Write every record out again exactly as given.

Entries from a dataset
----

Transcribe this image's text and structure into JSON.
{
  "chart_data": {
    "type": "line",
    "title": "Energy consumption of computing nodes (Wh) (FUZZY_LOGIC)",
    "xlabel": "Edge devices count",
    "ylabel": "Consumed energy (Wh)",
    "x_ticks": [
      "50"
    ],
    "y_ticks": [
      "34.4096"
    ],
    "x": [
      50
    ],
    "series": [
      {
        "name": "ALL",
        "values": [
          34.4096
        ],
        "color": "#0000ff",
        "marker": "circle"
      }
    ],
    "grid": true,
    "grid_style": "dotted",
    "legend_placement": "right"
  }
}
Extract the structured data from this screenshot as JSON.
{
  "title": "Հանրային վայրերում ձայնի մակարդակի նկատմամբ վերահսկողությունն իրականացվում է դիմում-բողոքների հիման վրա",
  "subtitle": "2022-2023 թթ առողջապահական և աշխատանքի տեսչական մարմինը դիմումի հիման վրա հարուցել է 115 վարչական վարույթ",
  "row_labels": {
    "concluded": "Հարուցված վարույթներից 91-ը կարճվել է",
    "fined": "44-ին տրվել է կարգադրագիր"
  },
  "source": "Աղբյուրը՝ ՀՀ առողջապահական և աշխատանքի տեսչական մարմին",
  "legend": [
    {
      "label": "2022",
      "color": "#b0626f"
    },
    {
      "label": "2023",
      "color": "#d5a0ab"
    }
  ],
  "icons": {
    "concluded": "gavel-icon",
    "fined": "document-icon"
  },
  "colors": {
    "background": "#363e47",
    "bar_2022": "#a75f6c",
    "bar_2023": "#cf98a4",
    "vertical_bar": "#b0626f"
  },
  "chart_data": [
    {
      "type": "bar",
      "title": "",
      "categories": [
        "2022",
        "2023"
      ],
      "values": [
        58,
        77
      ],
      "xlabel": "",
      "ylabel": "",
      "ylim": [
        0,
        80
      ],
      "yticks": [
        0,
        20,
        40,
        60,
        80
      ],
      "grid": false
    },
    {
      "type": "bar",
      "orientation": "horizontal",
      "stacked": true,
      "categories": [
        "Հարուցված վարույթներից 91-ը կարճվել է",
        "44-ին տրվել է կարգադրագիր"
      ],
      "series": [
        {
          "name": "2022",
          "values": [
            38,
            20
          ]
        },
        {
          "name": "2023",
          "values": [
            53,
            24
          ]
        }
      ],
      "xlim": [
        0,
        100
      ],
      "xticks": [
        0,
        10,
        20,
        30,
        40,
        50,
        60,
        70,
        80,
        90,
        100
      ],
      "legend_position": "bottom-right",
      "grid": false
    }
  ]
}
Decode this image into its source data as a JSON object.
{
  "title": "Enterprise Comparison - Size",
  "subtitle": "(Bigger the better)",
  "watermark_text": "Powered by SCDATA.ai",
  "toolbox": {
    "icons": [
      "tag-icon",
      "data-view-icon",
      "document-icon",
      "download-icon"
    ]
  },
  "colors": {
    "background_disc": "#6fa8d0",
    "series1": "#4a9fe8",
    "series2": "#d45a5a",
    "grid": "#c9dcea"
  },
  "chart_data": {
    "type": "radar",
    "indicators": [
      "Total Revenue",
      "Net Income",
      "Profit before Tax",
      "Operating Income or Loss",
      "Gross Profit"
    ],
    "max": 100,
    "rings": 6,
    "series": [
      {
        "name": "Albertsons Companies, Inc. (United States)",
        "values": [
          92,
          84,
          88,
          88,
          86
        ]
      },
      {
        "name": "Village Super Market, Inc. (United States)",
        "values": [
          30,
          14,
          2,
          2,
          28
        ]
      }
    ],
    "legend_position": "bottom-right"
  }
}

----

FULL OUTPUT:
Transcribe this image's text and structure into JSON.
{
  "chart_data": {
    "type": "line",
    "title": "Energy consumption of computing nodes (Wh) (FUZZY_LOGIC)",
    "xlabel": "Edge devices count",
    "ylabel": "Consumed energy (Wh)",
    "x_ticks": [
      "50"
    ],
    "y_ticks": [
      "34.4096"
    ],
    "x": [
      50
    ],
    "series": [
      {
        "name": "ALL",
        "values": [
          34.4096
        ],
        "color": "#0000ff",
        "marker": "circle"
      }
    ],
    "grid": true,
    "grid_style": "dotted",
    "legend_placement": "right"
  }
}
Extract the structured data from this screenshot as JSON.
{
  "title": "Հանրային վայրերում ձայնի մակարդակի նկատմամբ վերահսկողությունն իրականացվում է դիմում-բողոքների հիման վրա",
  "subtitle": "2022-2023 թթ առողջապահական և աշխատանքի տեսչական մարմինը դիմումի հիման վրա հարուցել է 115 վարչական վարույթ",
  "row_labels": {
    "concluded": "Հարուցված վարույթներից 91-ը կարճվել է",
    "fined": "44-ին տրվել է կարգադրագիր"
  },
  "source": "Աղբյուրը՝ ՀՀ առողջապահական և աշխատանքի տեսչական մարմին",
  "legend": [
    {
      "label": "2022",
      "color": "#b0626f"
    },
    {
      "label": "2023",
      "color": "#d5a0ab"
    }
  ],
  "icons": {
    "concluded": "gavel-icon",
    "fined": "document-icon"
  },
  "colors": {
    "background": "#363e47",
    "bar_2022": "#a75f6c",
    "bar_2023": "#cf98a4",
    "vertical_bar": "#b0626f"
  },
  "chart_data": [
    {
      "type": "bar",
      "title": "",
      "categories": [
        "2022",
        "2023"
      ],
      "values": [
        58,
        77
      ],
      "xlabel": "",
      "ylabel": "",
      "ylim": [
        0,
        80
      ],
      "yticks": [
        0,
        20,
        40,
        60,
        80
      ],
      "grid": false
    },
    {
      "type": "bar",
      "orientation": "horizontal",
      "stacked": true,
      "categories": [
        "Հարուցված վարույթներից 91-ը կարճվել է",
        "44-ին տրվել է կարգադրագիր"
      ],
      "series": [
        {
          "name": "2022",
          "values": [
            38,
            20
          ]
        },
        {
          "name": "2023",
          "values": [
            53,
            24
          ]
        }
      ],
      "xlim": [
        0,
        100
      ],
      "xticks": [
        0,
        10,
        20,
        30,
        40,
        50,
        60,
        70,
        80,
        90,
        100
      ],
      "legend_position": "bottom-right",
      "grid": false
    }
  ]
}
Decode this image into its source data as a JSON object.
{
  "title": "Enterprise Comparison - Size",
  "subtitle": "(Bigger the better)",
  "watermark_text": "Powered by SCDATA.ai",
  "toolbox": {
    "icons": [
      "tag-icon",
      "data-view-icon",
      "document-icon",
      "download-icon"
    ]
  },
  "colors": {
    "background_disc": "#6fa8d0",
    "series1": "#4a9fe8",
    "series2": "#d45a5a",
    "grid": "#c9dcea"
  },
  "chart_data": {
    "type": "radar",
    "indicators": [
      "Total Revenue",
      "Net Income",
      "Profit before Tax",
      "Operating Income or Loss",
      "Gross Profit"
    ],
    "max": 100,
    "rings": 6,
    "series": [
      {
        "name": "Albertsons Companies, Inc. (United States)",
        "values": [
          92,
          84,
          88,
          88,
          86
        ]
      },
      {
        "name": "Village Super Market, Inc. (United States)",
        "values": [
          30,
          14,
          2,
          2,
          28
        ]
      }
    ],
    "legend_position": "bottom-right"
  }
}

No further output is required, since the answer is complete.